— Exercise —
Reproduce all of the data word for word.

— Material supplied —
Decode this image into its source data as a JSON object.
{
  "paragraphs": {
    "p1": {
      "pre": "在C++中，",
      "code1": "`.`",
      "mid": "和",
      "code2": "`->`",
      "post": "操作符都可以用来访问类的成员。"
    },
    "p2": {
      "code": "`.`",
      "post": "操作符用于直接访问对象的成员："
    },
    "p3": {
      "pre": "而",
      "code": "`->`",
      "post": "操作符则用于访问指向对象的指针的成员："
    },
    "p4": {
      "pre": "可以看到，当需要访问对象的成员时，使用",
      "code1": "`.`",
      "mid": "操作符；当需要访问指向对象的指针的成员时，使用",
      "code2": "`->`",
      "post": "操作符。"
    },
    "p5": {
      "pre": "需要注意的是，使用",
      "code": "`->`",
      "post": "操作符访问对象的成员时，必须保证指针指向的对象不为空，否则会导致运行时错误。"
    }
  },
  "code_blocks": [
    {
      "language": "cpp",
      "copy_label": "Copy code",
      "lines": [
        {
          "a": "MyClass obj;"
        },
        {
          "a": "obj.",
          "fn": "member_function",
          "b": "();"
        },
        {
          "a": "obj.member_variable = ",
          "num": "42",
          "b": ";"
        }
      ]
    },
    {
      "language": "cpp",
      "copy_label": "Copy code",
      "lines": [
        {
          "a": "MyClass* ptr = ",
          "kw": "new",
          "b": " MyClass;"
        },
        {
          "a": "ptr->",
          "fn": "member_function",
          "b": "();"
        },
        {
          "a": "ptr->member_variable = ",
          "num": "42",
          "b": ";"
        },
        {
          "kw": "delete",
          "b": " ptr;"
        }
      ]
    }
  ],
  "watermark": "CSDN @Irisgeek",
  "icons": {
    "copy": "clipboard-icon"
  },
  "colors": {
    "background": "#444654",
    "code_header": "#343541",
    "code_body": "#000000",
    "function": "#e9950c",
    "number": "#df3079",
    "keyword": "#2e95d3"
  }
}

— Result of this exercise —
Decode this image into its source data as a JSON object.
{
  "paragraphs": {
    "p1": {
      "pre": "在C++中，",
      "code1": "`.`",
      "mid": "和",
      "code2": "`->`",
      "post": "操作符都可以用来访问类的成员。"
    },
    "p2": {
      "code": "`.`",
      "post": "操作符用于直接访问对象的成员："
    },
    "p3": {
      "pre": "而",
      "code": "`->`",
      "post": "操作符则用于访问指向对象的指针的成员："
    },
    "p4": {
      "pre": "可以看到，当需要访问对象的成员时，使用",
      "code1": "`.`",
      "mid": "操作符；当需要访问指向对象的指针的成员时，使用",
      "code2": "`->`",
      "post": "操作符。"
    },
    "p5": {
      "pre": "需要注意的是，使用",
      "code": "`->`",
      "post": "操作符访问对象的成员时，必须保证指针指向的对象不为空，否则会导致运行时错误。"
    }
  },
  "code_blocks": [
    {
      "language": "cpp",
      "copy_label": "Copy code",
      "lines": [
        {
          "a": "MyClass obj;"
        },
        {
          "a": "obj.",
          "fn": "member_function",
          "b": "();"
        },
        {
          "a": "obj.member_variable = ",
          "num": "42",
          "b": ";"
        }
      ]
    },
    {
      "language": "cpp",
      "copy_label": "Copy code",
      "lines": [
        {
          "a": "MyClass* ptr = ",
          "kw": "new",
          "b": " MyClass;"
        },
        {
          "a": "ptr->",
          "fn": "member_function",
          "b": "();"
        },
        {
          "a": "ptr->member_variable = ",
          "num": "42",
          "b": ";"
        },
        {
          "kw": "delete",
          "b": " ptr;"
        }
      ]
    }
  ],
  "watermark": "CSDN @Irisgeek",
  "icons": {
    "copy": "clipboard-icon"
  },
  "colors": {
    "background": "#444654",
    "code_header": "#343541",
    "code_body": "#000000",
    "function": "#e9950c",
    "number": "#df3079",
    "keyword": "#2e95d3"
  }
}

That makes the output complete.